▸ Your task: Using the records below, locate all lines containing "void" and return them.

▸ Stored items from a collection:
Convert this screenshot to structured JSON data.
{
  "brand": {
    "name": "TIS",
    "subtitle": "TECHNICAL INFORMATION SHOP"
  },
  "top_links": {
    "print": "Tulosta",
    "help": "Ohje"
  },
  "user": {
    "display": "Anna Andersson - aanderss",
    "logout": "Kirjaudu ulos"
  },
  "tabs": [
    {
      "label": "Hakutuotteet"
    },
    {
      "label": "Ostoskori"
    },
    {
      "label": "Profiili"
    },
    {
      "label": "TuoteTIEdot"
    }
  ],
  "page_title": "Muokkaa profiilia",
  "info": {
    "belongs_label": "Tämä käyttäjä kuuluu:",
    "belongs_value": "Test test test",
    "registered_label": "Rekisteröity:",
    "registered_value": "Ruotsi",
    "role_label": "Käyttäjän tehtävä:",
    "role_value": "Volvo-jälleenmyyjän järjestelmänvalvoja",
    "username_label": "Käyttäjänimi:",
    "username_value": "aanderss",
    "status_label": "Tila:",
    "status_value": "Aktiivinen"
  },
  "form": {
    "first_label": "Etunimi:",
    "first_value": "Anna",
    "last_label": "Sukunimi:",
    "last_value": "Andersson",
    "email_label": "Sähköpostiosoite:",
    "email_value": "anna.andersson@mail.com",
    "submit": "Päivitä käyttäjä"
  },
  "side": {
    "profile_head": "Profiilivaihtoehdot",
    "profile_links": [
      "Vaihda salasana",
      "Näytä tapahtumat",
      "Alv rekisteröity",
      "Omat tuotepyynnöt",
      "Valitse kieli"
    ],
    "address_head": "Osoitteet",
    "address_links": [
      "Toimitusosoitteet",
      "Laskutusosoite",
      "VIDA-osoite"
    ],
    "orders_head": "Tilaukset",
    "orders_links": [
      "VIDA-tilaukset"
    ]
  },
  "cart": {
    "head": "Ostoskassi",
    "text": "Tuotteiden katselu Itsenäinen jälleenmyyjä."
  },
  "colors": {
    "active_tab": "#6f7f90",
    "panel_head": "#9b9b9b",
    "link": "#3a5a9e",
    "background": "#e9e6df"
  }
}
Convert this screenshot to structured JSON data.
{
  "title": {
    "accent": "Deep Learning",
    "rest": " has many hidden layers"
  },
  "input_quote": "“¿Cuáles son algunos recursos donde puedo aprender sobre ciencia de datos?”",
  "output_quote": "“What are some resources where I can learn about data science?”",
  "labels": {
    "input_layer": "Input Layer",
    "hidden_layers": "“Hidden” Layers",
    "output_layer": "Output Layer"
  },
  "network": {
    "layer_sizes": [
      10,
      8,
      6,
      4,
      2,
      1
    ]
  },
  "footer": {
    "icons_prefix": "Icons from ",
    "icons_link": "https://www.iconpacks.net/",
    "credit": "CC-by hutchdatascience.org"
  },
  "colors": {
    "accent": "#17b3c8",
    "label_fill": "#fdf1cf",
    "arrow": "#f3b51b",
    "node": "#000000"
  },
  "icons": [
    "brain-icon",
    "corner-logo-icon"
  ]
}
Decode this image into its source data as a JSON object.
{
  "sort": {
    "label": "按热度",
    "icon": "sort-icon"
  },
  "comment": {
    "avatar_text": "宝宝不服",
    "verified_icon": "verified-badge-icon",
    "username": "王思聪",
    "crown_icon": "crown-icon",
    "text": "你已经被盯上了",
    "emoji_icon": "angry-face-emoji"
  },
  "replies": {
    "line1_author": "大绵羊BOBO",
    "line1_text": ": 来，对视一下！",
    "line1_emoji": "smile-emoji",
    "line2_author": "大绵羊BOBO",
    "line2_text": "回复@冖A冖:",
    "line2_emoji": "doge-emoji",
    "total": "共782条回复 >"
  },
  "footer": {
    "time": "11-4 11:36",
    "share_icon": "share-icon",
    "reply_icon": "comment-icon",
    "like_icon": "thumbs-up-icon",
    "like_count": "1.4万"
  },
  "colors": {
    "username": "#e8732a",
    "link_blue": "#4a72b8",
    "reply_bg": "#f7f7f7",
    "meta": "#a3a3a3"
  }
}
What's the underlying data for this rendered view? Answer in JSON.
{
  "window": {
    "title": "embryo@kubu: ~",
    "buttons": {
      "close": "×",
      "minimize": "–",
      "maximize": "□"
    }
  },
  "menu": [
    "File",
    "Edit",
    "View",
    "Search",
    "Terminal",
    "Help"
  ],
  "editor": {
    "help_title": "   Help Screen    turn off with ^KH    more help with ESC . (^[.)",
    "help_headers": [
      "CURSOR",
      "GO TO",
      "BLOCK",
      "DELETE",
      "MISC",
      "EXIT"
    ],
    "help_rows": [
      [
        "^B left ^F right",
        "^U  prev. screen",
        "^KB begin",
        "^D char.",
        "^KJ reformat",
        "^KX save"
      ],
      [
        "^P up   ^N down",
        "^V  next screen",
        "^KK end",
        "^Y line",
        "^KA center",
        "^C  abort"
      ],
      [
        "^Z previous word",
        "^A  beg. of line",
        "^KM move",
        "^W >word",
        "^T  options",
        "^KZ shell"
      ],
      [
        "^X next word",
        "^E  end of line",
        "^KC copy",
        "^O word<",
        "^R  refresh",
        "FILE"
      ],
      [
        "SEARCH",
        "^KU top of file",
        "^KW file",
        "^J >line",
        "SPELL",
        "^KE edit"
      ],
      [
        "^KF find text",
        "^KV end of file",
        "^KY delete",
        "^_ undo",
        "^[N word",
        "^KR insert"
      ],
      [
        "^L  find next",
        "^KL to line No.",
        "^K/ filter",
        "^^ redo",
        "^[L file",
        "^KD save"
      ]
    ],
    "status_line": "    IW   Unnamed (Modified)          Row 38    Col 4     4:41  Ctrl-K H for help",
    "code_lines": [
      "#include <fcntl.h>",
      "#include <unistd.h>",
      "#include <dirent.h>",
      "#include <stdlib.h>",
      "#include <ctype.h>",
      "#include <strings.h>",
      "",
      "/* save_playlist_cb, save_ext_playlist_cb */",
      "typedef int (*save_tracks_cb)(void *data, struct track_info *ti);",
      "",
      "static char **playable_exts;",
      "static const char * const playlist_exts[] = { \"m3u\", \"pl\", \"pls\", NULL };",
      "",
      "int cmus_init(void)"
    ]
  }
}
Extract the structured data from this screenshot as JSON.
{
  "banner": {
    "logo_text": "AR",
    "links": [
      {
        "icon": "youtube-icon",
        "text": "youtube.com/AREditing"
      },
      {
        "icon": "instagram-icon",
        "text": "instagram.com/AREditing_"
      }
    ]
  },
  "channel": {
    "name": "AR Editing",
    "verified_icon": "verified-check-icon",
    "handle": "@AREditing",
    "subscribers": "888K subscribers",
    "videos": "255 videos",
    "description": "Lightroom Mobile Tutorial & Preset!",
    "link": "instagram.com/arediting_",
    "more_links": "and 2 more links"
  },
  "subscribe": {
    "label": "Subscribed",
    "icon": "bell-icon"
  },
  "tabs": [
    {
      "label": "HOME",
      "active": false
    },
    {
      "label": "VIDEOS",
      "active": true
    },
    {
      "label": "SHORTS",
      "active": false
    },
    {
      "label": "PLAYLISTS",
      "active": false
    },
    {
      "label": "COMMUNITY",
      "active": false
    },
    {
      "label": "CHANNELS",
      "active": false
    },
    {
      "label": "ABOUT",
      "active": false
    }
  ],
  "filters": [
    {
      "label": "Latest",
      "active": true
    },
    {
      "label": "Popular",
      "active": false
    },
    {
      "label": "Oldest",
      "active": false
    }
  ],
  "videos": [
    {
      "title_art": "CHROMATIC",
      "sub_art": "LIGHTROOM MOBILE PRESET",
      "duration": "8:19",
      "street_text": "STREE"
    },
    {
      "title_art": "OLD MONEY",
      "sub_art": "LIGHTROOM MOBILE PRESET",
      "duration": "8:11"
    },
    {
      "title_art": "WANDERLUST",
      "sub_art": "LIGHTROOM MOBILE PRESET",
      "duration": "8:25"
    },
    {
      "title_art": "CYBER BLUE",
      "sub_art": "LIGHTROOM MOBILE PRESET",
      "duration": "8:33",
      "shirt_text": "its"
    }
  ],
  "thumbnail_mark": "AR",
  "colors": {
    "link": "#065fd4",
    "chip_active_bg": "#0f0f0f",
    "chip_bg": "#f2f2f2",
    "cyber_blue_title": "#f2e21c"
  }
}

▸ Solution for this problem:
      "typedef int (*save_tracks_cb)(void *data, struct track_info *ti);",
      "int cmus_init(void)"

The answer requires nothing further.